> [Work instructions] Print every line of the data below word for word, but leave the pictures out.

Listings of boxed layout items:
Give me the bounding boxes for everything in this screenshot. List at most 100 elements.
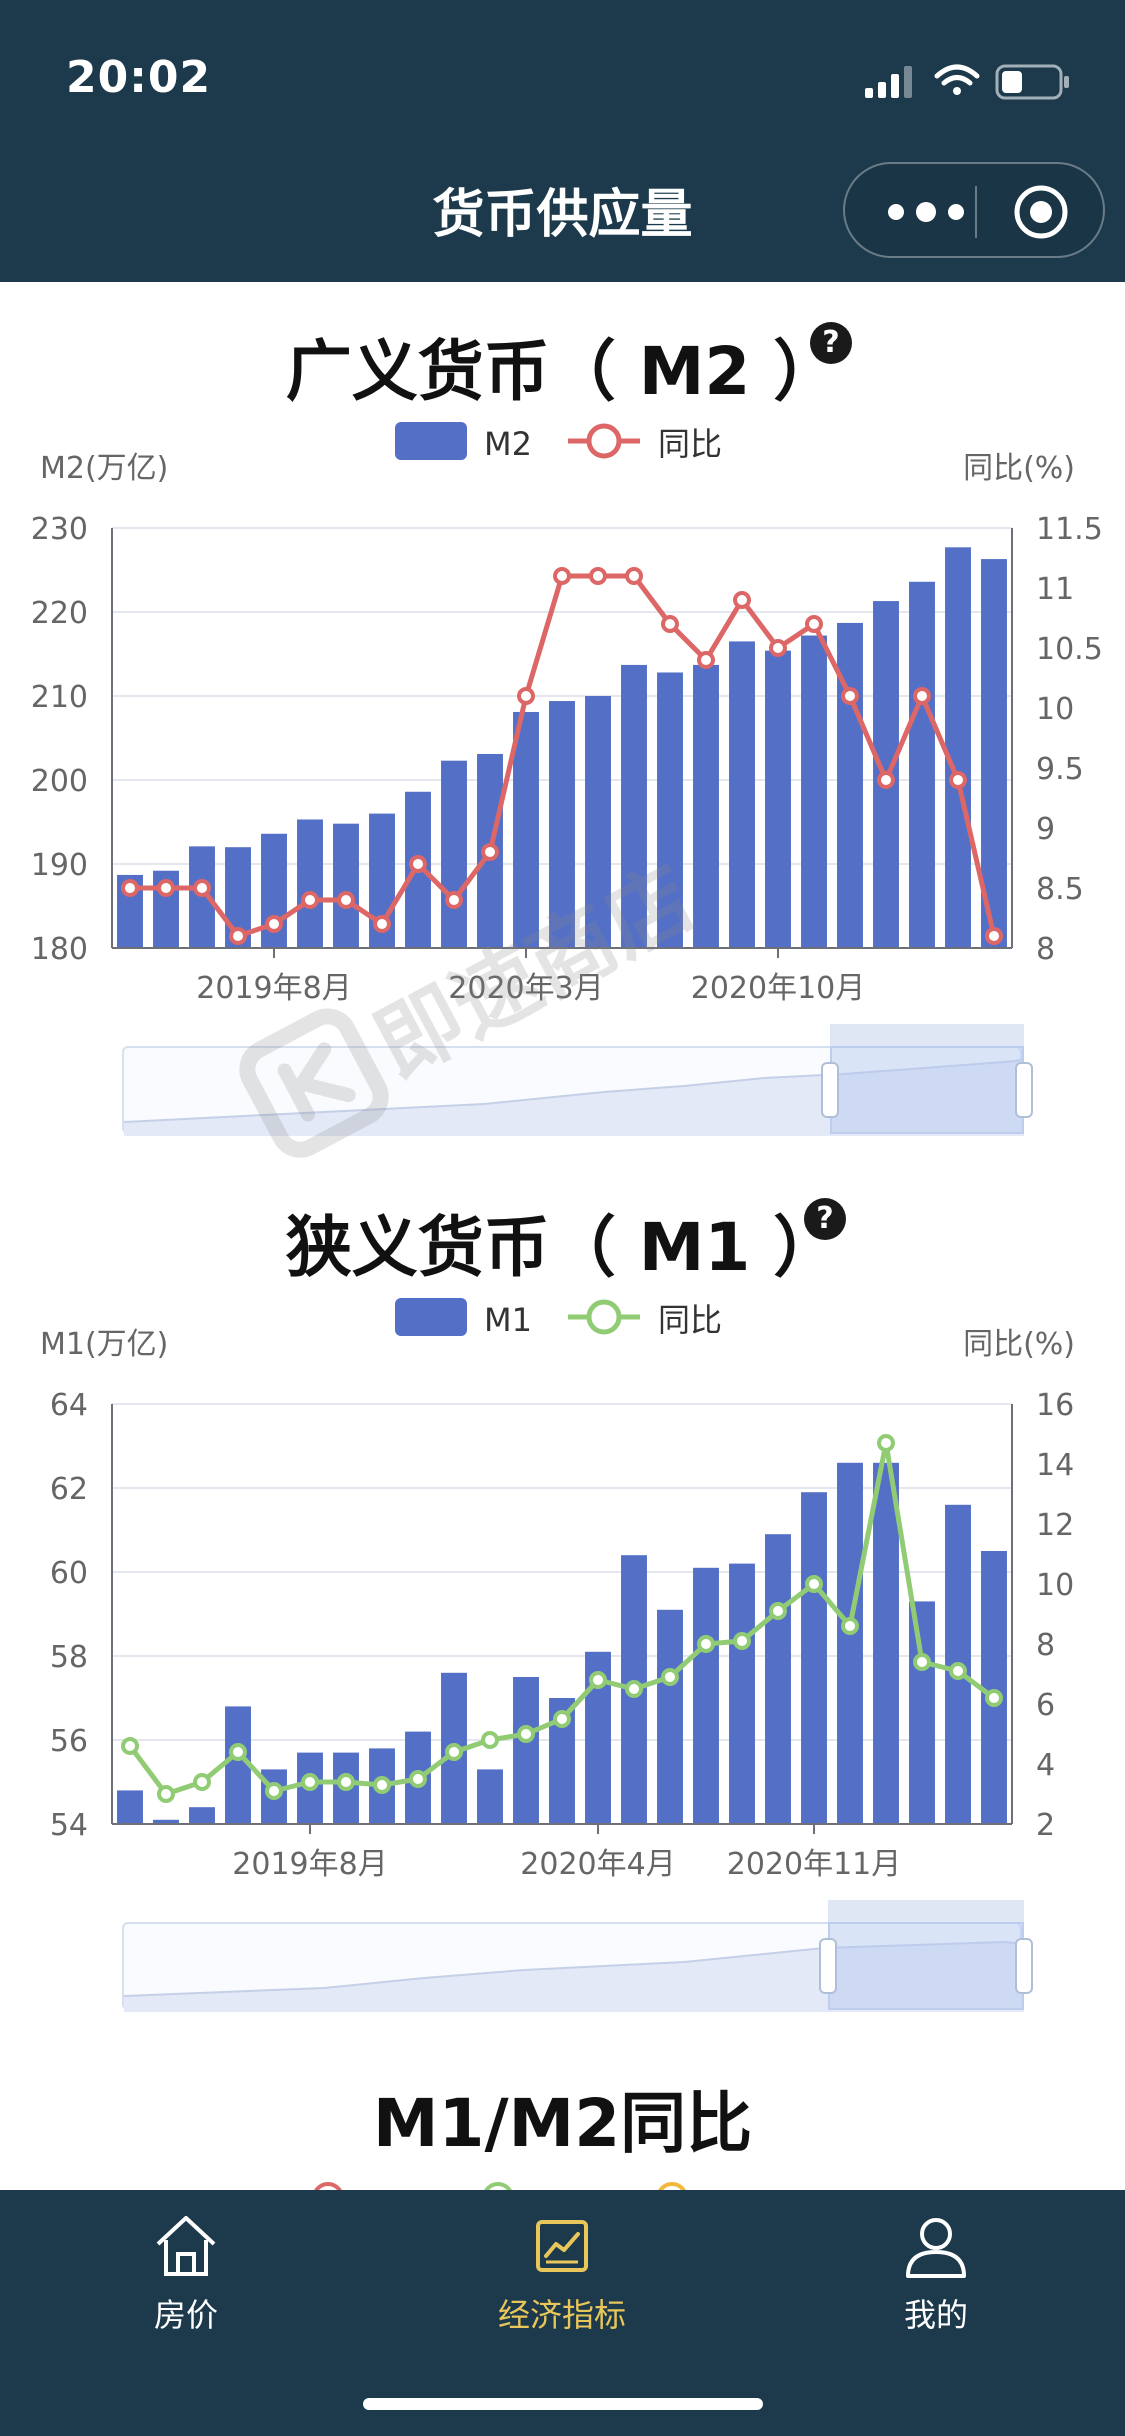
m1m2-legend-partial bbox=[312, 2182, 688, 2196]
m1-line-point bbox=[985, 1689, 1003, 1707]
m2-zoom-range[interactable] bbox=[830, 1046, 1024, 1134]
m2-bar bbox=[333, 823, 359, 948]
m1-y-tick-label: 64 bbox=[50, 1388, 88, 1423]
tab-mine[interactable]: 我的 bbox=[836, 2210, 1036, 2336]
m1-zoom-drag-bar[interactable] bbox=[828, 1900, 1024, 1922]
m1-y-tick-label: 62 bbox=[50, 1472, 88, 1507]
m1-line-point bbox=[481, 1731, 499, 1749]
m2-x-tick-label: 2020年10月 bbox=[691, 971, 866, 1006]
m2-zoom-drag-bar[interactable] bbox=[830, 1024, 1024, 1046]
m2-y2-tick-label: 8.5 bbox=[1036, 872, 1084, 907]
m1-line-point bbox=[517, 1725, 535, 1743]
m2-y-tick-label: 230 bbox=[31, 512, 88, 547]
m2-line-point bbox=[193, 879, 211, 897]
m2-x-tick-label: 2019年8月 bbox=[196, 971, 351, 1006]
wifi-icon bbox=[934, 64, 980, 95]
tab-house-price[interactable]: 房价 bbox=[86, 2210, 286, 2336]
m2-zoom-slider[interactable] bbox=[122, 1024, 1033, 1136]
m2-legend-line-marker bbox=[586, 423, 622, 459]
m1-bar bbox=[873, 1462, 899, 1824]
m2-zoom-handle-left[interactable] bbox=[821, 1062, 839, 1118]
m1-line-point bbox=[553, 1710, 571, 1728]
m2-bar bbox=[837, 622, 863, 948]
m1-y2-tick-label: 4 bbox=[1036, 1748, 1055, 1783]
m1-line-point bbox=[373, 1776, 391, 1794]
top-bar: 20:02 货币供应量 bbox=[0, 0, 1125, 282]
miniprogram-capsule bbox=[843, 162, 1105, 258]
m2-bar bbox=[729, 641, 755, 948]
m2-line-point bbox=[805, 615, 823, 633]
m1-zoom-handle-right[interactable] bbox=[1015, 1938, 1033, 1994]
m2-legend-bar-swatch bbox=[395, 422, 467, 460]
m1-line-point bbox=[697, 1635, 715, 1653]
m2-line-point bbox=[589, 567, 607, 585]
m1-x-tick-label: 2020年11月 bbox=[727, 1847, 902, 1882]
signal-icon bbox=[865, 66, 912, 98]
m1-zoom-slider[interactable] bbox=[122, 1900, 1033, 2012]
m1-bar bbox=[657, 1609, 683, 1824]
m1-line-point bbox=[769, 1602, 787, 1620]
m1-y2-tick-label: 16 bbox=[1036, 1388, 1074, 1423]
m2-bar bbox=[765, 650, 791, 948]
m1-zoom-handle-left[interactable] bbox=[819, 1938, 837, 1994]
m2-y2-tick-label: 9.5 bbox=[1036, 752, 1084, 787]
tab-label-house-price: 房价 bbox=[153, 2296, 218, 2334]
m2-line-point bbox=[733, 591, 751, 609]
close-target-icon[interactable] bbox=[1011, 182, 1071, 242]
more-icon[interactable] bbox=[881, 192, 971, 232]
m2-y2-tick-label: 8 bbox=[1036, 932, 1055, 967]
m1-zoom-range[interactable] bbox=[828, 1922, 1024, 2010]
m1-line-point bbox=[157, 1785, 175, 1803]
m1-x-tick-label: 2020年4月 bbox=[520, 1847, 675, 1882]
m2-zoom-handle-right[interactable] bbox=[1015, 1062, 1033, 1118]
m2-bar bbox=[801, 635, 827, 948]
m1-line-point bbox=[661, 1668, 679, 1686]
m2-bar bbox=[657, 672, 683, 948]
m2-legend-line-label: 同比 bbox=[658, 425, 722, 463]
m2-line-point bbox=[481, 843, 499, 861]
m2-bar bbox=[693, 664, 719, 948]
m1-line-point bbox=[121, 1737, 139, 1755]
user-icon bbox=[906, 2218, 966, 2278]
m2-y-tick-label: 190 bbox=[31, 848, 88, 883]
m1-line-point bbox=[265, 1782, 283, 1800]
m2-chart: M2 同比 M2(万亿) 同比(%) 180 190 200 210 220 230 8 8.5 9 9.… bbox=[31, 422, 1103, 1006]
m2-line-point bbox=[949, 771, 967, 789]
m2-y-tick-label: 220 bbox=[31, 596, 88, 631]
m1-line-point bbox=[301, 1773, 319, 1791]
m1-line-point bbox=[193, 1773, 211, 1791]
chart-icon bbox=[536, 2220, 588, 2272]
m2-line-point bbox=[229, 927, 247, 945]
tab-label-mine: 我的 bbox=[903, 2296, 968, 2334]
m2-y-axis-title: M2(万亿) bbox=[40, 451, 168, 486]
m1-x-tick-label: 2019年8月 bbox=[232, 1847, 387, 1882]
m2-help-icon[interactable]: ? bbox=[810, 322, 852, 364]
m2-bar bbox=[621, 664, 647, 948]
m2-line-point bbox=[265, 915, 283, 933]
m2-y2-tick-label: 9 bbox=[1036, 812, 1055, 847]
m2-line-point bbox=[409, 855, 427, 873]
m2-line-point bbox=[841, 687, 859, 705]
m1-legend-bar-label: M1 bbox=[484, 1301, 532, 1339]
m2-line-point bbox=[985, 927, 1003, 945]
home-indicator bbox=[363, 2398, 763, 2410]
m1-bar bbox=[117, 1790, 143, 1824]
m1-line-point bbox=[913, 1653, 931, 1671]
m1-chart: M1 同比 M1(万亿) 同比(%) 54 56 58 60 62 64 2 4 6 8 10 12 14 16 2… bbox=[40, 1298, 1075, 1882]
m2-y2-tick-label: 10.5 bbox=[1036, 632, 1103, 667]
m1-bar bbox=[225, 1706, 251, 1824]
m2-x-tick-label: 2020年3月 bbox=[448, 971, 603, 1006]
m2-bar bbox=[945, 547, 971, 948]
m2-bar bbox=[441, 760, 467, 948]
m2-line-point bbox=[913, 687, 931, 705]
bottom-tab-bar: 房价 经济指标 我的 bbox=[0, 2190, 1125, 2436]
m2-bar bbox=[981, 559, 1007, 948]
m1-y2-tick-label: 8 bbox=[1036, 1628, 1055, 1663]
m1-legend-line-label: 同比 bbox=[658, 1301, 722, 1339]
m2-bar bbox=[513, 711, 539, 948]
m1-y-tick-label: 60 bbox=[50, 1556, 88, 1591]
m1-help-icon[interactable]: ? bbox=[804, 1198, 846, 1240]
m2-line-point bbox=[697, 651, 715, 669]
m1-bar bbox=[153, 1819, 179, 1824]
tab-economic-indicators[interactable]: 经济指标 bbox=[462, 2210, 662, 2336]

> [Final answer]
Give me the bounding boxes for everything in this screenshot. List at most 100 elements.
m1m2-legend-partial bbox=[312, 2182, 688, 2196]
m1-line-point bbox=[985, 1689, 1003, 1707]
m2-zoom-range[interactable] bbox=[830, 1046, 1024, 1134]
m2-bar bbox=[333, 823, 359, 948]
m1-y-tick-label: 64 bbox=[50, 1388, 88, 1423]
tab-mine[interactable]: 我的 bbox=[836, 2210, 1036, 2336]
m1-zoom-drag-bar[interactable] bbox=[828, 1900, 1024, 1922]
m1-y-tick-label: 62 bbox=[50, 1472, 88, 1507]
m1-line-point bbox=[481, 1731, 499, 1749]
m2-x-tick-label: 2020年10月 bbox=[691, 971, 866, 1006]
m2-zoom-drag-bar[interactable] bbox=[830, 1024, 1024, 1046]
m2-y2-tick-label: 8.5 bbox=[1036, 872, 1084, 907]
m1-line-point bbox=[517, 1725, 535, 1743]
m2-y-tick-label: 230 bbox=[31, 512, 88, 547]
m2-line-point bbox=[193, 879, 211, 897]
m2-x-tick-label: 2019年8月 bbox=[196, 971, 351, 1006]
wifi-icon bbox=[934, 64, 980, 95]
tab-house-price[interactable]: 房价 bbox=[86, 2210, 286, 2336]
m2-zoom-slider[interactable] bbox=[122, 1024, 1033, 1136]
m2-legend-line-marker bbox=[586, 423, 622, 459]
m1-bar bbox=[873, 1462, 899, 1824]
m2-zoom-handle-left[interactable] bbox=[821, 1062, 839, 1118]
m1-line-point bbox=[553, 1710, 571, 1728]
m2-bar bbox=[837, 622, 863, 948]
m1-y2-tick-label: 4 bbox=[1036, 1748, 1055, 1783]
m1-line-point bbox=[373, 1776, 391, 1794]
top-bar: 20:02 货币供应量 bbox=[0, 0, 1125, 282]
miniprogram-capsule bbox=[843, 162, 1105, 258]
m2-bar bbox=[729, 641, 755, 948]
m2-line-point bbox=[805, 615, 823, 633]
m1-zoom-handle-right[interactable] bbox=[1015, 1938, 1033, 1994]
m2-legend-bar-swatch bbox=[395, 422, 467, 460]
m1-line-point bbox=[697, 1635, 715, 1653]
m2-line-point bbox=[589, 567, 607, 585]
m1-x-tick-label: 2020年11月 bbox=[727, 1847, 902, 1882]
signal-icon bbox=[865, 66, 912, 98]
m1-zoom-slider[interactable] bbox=[122, 1900, 1033, 2012]
m1-bar bbox=[657, 1609, 683, 1824]
m1-line-point bbox=[769, 1602, 787, 1620]
m1-y2-tick-label: 16 bbox=[1036, 1388, 1074, 1423]
m2-bar bbox=[765, 650, 791, 948]
m1-zoom-handle-left[interactable] bbox=[819, 1938, 837, 1994]
m2-y2-tick-label: 9.5 bbox=[1036, 752, 1084, 787]
tab-label-house-price: 房价 bbox=[153, 2296, 218, 2334]
m2-line-point bbox=[733, 591, 751, 609]
close-target-icon[interactable] bbox=[1011, 182, 1071, 242]
more-icon[interactable] bbox=[881, 192, 971, 232]
m2-y2-tick-label: 8 bbox=[1036, 932, 1055, 967]
m1-zoom-range[interactable] bbox=[828, 1922, 1024, 2010]
m1-line-point bbox=[157, 1785, 175, 1803]
m1-x-tick-label: 2020年4月 bbox=[520, 1847, 675, 1882]
m2-zoom-handle-right[interactable] bbox=[1015, 1062, 1033, 1118]
m2-bar bbox=[801, 635, 827, 948]
m1-line-point bbox=[661, 1668, 679, 1686]
m2-bar bbox=[657, 672, 683, 948]
m2-legend-line-label: 同比 bbox=[658, 425, 722, 463]
m2-line-point bbox=[481, 843, 499, 861]
m2-bar bbox=[693, 664, 719, 948]
m1-line-point bbox=[121, 1737, 139, 1755]
user-icon bbox=[906, 2218, 966, 2278]
m2-y-tick-label: 190 bbox=[31, 848, 88, 883]
m1-line-point bbox=[265, 1782, 283, 1800]
m2-chart: M2 同比 M2(万亿) 同比(%) 180 190 200 210 220 230 8 8.5 9 9.… bbox=[31, 422, 1103, 1006]
m2-line-point bbox=[949, 771, 967, 789]
m2-y-tick-label: 220 bbox=[31, 596, 88, 631]
m1-line-point bbox=[301, 1773, 319, 1791]
m1-line-point bbox=[193, 1773, 211, 1791]
chart-icon bbox=[536, 2220, 588, 2272]
m2-line-point bbox=[229, 927, 247, 945]
tab-label-mine: 我的 bbox=[903, 2296, 968, 2334]
m2-y-axis-title: M2(万亿) bbox=[40, 451, 168, 486]
m1-x-tick-label: 2019年8月 bbox=[232, 1847, 387, 1882]
m2-help-icon[interactable]: ? bbox=[810, 322, 852, 364]
m2-bar bbox=[621, 664, 647, 948]
m2-line-point bbox=[265, 915, 283, 933]
m2-y2-tick-label: 9 bbox=[1036, 812, 1055, 847]
m2-line-point bbox=[409, 855, 427, 873]
m2-line-point bbox=[841, 687, 859, 705]
m1-legend-bar-label: M1 bbox=[484, 1301, 532, 1339]
m2-line-point bbox=[985, 927, 1003, 945]
home-indicator bbox=[363, 2398, 763, 2410]
m1-bar bbox=[117, 1790, 143, 1824]
m1-line-point bbox=[913, 1653, 931, 1671]
m1-chart: M1 同比 M1(万亿) 同比(%) 54 56 58 60 62 64 2 4 6 8 10 12 14 16 2… bbox=[40, 1298, 1075, 1882]
m2-y2-tick-label: 10.5 bbox=[1036, 632, 1103, 667]
m1-bar bbox=[225, 1706, 251, 1824]
m2-x-tick-label: 2020年3月 bbox=[448, 971, 603, 1006]
m2-bar bbox=[945, 547, 971, 948]
m2-bar bbox=[441, 760, 467, 948]
m2-line-point bbox=[913, 687, 931, 705]
bottom-tab-bar: 房价 经济指标 我的 bbox=[0, 2190, 1125, 2436]
m2-bar bbox=[981, 559, 1007, 948]
m1-y2-tick-label: 8 bbox=[1036, 1628, 1055, 1663]
m1-legend-line-label: 同比 bbox=[658, 1301, 722, 1339]
m2-bar bbox=[513, 711, 539, 948]
m1-y-tick-label: 60 bbox=[50, 1556, 88, 1591]
m1-help-icon[interactable]: ? bbox=[804, 1198, 846, 1240]
m2-line-point bbox=[697, 651, 715, 669]
m1-bar bbox=[153, 1819, 179, 1824]
tab-economic-indicators[interactable]: 经济指标 bbox=[462, 2210, 662, 2336]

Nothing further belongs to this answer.